-- start PROVIDED DATA --

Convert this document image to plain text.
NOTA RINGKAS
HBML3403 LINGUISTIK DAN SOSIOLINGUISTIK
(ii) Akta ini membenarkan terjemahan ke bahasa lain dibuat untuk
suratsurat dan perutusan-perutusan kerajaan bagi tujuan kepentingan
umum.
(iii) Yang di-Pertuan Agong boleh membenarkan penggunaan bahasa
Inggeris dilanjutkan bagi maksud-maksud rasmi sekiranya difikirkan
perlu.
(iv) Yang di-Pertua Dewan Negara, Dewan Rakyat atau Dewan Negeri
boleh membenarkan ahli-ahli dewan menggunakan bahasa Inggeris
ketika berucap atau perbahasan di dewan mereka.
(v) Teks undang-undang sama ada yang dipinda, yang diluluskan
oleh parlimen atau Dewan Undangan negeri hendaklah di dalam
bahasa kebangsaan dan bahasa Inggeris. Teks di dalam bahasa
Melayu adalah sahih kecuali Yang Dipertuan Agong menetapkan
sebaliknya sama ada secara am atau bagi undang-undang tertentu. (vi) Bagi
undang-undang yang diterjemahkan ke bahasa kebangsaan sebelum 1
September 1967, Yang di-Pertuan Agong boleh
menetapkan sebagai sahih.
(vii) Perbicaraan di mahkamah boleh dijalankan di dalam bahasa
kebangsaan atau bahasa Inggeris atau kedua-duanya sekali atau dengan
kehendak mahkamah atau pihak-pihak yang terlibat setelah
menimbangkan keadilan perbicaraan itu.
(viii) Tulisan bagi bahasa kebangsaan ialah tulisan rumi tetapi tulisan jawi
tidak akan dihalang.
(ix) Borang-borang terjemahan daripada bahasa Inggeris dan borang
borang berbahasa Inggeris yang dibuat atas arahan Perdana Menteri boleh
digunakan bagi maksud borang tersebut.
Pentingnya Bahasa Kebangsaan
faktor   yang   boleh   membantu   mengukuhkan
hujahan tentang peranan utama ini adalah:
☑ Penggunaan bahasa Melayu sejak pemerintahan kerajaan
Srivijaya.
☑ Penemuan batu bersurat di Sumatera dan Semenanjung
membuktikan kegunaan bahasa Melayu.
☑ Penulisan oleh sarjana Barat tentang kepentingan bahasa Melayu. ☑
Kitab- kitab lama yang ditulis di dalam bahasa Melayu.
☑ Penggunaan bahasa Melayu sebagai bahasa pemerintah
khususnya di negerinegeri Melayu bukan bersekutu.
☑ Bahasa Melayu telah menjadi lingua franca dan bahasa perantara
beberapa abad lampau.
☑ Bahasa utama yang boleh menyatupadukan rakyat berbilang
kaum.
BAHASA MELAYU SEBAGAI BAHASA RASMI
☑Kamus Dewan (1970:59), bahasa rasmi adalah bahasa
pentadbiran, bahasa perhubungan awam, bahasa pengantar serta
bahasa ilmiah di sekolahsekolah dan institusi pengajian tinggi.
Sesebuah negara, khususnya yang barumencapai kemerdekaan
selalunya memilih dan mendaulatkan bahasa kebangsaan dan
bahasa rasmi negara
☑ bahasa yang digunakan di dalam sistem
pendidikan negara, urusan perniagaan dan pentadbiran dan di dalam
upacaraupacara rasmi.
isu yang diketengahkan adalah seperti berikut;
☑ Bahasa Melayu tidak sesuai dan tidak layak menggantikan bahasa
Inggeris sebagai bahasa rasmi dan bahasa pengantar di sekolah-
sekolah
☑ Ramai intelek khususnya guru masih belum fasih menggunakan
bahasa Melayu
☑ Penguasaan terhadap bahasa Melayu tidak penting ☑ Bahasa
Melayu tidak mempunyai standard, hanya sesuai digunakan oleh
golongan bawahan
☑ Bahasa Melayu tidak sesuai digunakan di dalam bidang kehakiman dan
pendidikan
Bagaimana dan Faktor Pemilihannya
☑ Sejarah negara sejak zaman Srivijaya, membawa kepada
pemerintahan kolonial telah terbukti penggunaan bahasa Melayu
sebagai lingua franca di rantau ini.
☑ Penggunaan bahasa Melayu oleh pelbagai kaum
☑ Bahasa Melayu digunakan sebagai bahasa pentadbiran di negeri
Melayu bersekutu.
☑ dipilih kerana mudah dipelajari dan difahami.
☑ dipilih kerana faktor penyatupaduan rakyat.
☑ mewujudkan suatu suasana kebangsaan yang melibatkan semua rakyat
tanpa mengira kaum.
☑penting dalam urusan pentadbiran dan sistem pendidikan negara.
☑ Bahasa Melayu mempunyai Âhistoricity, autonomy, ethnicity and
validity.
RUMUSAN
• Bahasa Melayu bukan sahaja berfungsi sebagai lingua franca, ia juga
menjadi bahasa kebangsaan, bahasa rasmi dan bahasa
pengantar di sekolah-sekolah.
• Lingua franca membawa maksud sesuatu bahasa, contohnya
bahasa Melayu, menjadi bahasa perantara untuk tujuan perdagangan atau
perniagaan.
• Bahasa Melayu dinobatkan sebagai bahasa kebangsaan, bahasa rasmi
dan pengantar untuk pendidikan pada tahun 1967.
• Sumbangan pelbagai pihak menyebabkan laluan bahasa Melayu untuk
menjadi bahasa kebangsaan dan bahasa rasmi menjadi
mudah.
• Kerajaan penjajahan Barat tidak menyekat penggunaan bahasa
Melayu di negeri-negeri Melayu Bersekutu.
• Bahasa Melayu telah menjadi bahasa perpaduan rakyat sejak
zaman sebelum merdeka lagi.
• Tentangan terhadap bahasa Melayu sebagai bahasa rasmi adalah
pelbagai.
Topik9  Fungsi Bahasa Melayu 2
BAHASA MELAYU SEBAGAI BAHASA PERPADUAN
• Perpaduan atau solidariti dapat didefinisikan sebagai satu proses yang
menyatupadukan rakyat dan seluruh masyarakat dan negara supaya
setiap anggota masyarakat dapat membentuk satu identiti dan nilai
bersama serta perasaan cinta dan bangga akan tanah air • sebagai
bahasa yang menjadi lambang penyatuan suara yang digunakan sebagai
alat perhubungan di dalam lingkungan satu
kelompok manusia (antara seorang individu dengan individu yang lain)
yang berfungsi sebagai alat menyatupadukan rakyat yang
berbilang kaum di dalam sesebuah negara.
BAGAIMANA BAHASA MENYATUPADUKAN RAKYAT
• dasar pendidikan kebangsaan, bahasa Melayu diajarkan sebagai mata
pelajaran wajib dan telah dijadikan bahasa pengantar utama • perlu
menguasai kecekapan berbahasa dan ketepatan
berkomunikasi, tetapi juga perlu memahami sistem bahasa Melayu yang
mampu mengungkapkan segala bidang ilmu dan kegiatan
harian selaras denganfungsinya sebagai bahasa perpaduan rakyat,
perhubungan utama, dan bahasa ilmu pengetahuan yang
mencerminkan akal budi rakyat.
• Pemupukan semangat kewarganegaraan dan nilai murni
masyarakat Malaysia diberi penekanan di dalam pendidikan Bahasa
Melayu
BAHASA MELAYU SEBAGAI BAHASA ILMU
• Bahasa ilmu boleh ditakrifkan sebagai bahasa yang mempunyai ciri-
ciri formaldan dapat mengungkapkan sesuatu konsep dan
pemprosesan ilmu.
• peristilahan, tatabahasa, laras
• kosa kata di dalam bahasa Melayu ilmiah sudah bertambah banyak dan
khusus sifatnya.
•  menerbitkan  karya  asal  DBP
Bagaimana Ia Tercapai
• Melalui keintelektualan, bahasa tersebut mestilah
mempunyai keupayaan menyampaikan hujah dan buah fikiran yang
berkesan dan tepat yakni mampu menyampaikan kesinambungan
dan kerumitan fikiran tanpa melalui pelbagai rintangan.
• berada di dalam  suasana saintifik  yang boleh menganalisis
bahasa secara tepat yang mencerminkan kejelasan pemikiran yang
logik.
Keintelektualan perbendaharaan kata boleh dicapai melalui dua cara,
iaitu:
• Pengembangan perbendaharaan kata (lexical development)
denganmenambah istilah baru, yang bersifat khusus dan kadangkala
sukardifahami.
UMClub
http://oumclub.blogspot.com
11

-- end PROVIDED DATA --

- OBJECTIVE
Determine how many lines include the string "secara". Give no answer but the number.

- ANSWER FOR THE TASK
2